DATA TO PROCESS:

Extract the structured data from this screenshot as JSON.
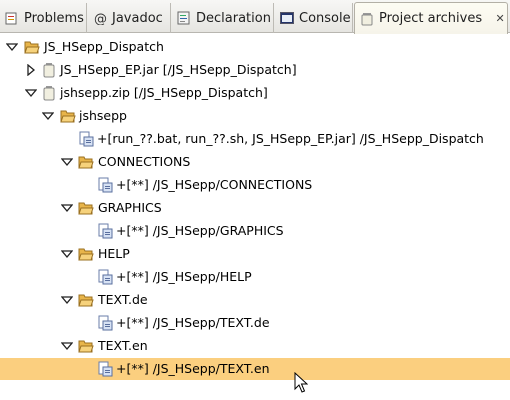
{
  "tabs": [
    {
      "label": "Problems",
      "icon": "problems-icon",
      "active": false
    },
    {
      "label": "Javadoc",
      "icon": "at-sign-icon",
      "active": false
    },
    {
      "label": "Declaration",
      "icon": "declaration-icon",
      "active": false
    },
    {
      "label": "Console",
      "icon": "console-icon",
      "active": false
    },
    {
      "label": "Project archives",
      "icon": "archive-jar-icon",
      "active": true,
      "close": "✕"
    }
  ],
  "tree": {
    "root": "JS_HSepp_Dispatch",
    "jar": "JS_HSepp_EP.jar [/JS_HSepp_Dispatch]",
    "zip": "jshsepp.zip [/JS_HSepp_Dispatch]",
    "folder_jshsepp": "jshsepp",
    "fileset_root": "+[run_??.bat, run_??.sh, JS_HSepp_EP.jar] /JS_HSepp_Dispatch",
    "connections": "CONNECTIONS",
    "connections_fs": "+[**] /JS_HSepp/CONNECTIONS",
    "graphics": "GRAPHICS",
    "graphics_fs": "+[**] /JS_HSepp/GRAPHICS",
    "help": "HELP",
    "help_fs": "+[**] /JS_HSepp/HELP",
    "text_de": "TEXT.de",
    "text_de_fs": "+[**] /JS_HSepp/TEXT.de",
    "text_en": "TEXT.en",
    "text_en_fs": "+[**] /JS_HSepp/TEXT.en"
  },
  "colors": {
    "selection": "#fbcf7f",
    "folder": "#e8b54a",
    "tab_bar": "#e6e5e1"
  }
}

YOUR OBJECTIVE: Your answer should be one number: the count of lines in the data above that include the word "CONNECTIONS".

EXERCISE RESULT: 2